EXCERPT TO READ.
Few Americans realize that the hasty 1945 division of Korea and ensuing communist eradication of Christianity in the north occurred despite the efforts of a handful of uniquely qualified American officials. These men were born in the pre-World War II American Christian community in northern Korea, and were concerned, while serving in the U.S. government, about the fate of a land no less their home than America.
Historians generally maintain the U.S. government was largely uninformed about Korea during the Second World War and paid it scant attention. But these American Christians, serving in significant roles in the wartime U.S. government, sought to direct U.S. focus and efforts toward Korea. Despite their best efforts, they were unsuccessful and there is an almost complete absence from the historical record of their efforts.
Dr. George M. McCune was the best-known of these second-generation born and raised in Korea of American Christian missionaries. He became the main expert on Korea for the Office of Strategic Services (OSS), the forerunner of the CIA. His father, Rev. George S. McCune, a Presbyterian missionary, headed Union Christian College (also known as Sungsil School, both a high school and college) in Pyongyang, where, interestingly, Kim Il Sung’s father (who later married the daughter of a Presbyterian minister) attended (the late Ruth Graham, wife of Rev. Billy Graham, also attended high school there for three years).
The younger McCune was born and raised in Pyongyang, the “Jerusalem of the East,” and earned the first doctorate in the study of Korea from an American university in 1941. He served in the OSS from 1942 and the next year became Korea desk officer for the Department of State, the leading official in the U.S. government on Korean affairs. His brother, Dr. Shannon McCune, was an expert on the geography of Korea and East Asia.
According to Robert S. Kim, author of the groundbreaking new book, Project Eagle: The American Christians of North Korea in World War II, Dr. McCune attempted to guide U.S. actions affecting a little-known country to Americans which he considered his personal responsibility. Running up against the ethos of the time, McCune found no one else in government truly cared about Korea. He argued, according to Kim, for preserving Korea’s unity, and despite poor health, nearly worked himself to death attempting to bring his recommendations to President Franklin Roosevelt’s attention prior to the Yalta Conference in February 1945 (McCune died in 1948 at age 40).

TASK. Please carry the passage on the Korea-born American officials forward from its last sentence. The data that comes next has no connection to the passage on the Korea-born American officials.

RECORDED DATA.
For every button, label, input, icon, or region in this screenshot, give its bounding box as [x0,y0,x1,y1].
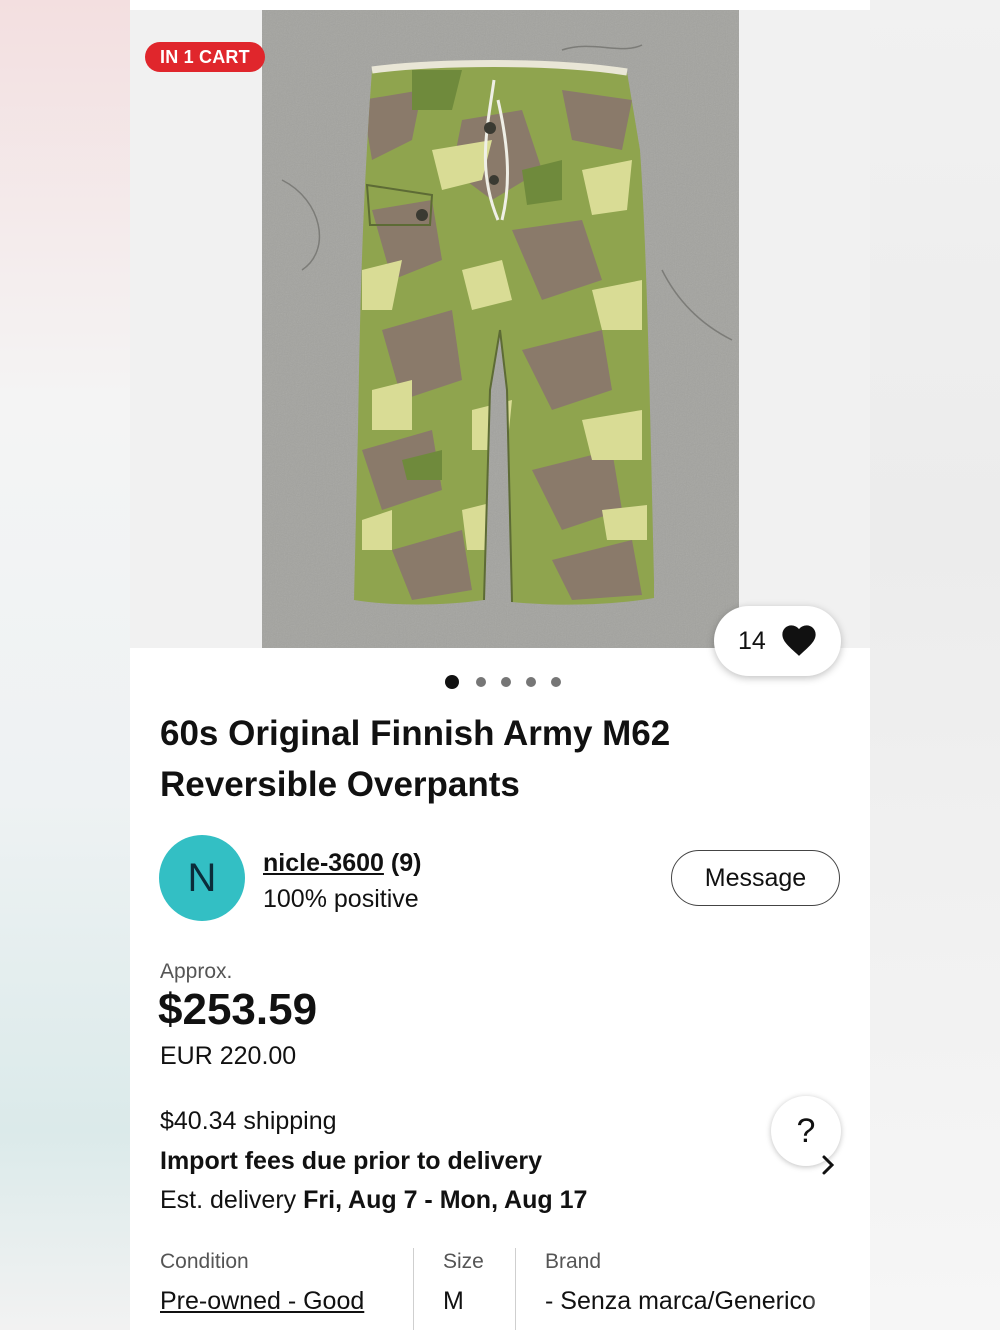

EXPECTED OUTPUT.
Dr. George M. McCune in 1946 (courtesy University of California Archive).
Roosevelt likely never saw McCune’s detailed reports; they did not appear to influence his discussions at Yalta with Stalin and Churchill in which the allies agreed on a joint U.S.-Soviet trusteeship for Korea, ironically foreshadowing its division. Dr. McCune learned, as many others would in the postwar era, that interest in any small nation is rare in U.S. foreign policy because America faces constant competing interests in the world. (Even today, North Korea’s biggest fear remains not American power, but being ignored by America – thus becoming irrelevant and subject to greater Chinese pressure. Hence its nuclear and missile tests to remain in active U.S. attention)
The OSS also utilized numerous Korean-Americans, some of whom came to positions in which they could have had a significant impact on a postwar Korea. The highly-decorated Maj. Gen. William J. Donovan, director of the OSS, was unique among senior American wartime leaders because of his significant interest in Korea, which he viewed as a major weakness within Japan’s empire.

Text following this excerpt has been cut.